▶ **Work to be completed**
Print verbatim every line starting at the one that contains "Transcribe the text in this document." and ending at the final line of the records; include both endpoints.

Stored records
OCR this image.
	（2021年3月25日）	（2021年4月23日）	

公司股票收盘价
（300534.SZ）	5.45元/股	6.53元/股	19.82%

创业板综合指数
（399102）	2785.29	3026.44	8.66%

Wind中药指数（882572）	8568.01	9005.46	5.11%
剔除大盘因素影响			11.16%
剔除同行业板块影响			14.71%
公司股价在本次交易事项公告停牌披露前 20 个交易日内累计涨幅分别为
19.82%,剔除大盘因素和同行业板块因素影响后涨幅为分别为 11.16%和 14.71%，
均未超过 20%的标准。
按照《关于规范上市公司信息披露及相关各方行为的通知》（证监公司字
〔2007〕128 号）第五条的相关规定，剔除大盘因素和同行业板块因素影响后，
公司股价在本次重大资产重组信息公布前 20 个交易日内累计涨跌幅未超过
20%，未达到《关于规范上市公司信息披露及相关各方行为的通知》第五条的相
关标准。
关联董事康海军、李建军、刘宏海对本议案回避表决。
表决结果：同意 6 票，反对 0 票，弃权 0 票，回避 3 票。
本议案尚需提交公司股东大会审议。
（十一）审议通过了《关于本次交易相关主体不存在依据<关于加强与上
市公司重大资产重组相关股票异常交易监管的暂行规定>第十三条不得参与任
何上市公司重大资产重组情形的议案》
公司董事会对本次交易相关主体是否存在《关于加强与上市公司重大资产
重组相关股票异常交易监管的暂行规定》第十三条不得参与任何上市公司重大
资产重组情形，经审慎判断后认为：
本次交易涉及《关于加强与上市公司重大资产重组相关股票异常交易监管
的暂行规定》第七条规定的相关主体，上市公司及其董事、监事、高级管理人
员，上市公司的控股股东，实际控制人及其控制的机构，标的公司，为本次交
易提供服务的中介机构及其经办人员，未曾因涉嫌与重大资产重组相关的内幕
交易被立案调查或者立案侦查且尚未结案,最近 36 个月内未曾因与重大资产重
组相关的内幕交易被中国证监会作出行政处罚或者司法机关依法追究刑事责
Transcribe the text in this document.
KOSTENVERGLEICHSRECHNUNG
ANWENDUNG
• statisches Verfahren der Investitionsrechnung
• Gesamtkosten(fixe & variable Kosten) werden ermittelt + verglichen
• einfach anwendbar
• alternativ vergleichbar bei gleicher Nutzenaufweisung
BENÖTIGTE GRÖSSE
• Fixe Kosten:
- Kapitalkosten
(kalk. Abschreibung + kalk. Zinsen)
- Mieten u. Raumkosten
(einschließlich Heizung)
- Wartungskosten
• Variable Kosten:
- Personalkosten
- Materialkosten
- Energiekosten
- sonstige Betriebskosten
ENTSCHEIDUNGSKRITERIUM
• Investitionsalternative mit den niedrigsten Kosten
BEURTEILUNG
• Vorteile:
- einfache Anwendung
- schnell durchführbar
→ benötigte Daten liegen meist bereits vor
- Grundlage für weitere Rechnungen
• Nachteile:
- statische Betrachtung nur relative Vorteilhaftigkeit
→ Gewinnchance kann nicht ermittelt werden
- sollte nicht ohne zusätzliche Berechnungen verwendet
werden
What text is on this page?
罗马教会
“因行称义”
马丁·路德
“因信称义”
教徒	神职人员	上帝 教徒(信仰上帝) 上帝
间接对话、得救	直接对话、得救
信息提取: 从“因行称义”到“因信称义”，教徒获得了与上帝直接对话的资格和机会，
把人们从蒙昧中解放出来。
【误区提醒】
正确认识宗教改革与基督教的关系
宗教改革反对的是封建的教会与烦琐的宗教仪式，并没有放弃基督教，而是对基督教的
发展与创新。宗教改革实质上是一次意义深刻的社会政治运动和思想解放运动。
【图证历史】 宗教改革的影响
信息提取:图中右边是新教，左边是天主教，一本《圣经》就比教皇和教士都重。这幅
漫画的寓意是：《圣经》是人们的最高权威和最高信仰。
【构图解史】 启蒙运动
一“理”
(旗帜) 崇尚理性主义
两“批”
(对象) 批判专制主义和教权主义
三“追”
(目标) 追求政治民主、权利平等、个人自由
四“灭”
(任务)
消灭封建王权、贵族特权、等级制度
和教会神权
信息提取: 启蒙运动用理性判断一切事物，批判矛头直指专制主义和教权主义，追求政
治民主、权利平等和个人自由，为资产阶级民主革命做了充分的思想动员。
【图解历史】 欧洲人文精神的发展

▶ **Task output**
Transcribe the text in this document.
KOSTENVERGLEICHSRECHNUNG
ANWENDUNG
• statisches Verfahren der Investitionsrechnung
• Gesamtkosten(fixe & variable Kosten) werden ermittelt + verglichen
• einfach anwendbar
• alternativ vergleichbar bei gleicher Nutzenaufweisung
BENÖTIGTE GRÖSSE
• Fixe Kosten:
- Kapitalkosten
(kalk. Abschreibung + kalk. Zinsen)
- Mieten u. Raumkosten
(einschließlich Heizung)
- Wartungskosten
• Variable Kosten:
- Personalkosten
- Materialkosten
- Energiekosten
- sonstige Betriebskosten
ENTSCHEIDUNGSKRITERIUM
• Investitionsalternative mit den niedrigsten Kosten
BEURTEILUNG
• Vorteile:
- einfache Anwendung
- schnell durchführbar
→ benötigte Daten liegen meist bereits vor
- Grundlage für weitere Rechnungen
• Nachteile:
- statische Betrachtung nur relative Vorteilhaftigkeit
→ Gewinnchance kann nicht ermittelt werden
- sollte nicht ohne zusätzliche Berechnungen verwendet
werden
What text is on this page?
罗马教会
“因行称义”
马丁·路德
“因信称义”
教徒	神职人员	上帝 教徒(信仰上帝) 上帝
间接对话、得救	直接对话、得救
信息提取: 从“因行称义”到“因信称义”，教徒获得了与上帝直接对话的资格和机会，
把人们从蒙昧中解放出来。
【误区提醒】
正确认识宗教改革与基督教的关系
宗教改革反对的是封建的教会与烦琐的宗教仪式，并没有放弃基督教，而是对基督教的
发展与创新。宗教改革实质上是一次意义深刻的社会政治运动和思想解放运动。
【图证历史】 宗教改革的影响
信息提取:图中右边是新教，左边是天主教，一本《圣经》就比教皇和教士都重。这幅
漫画的寓意是：《圣经》是人们的最高权威和最高信仰。
【构图解史】 启蒙运动
一“理”
(旗帜) 崇尚理性主义
两“批”
(对象) 批判专制主义和教权主义
三“追”
(目标) 追求政治民主、权利平等、个人自由
四“灭”
(任务)
消灭封建王权、贵族特权、等级制度
和教会神权
信息提取: 启蒙运动用理性判断一切事物，批判矛头直指专制主义和教权主义，追求政
治民主、权利平等和个人自由，为资产阶级民主革命做了充分的思想动员。
【图解历史】 欧洲人文精神的发展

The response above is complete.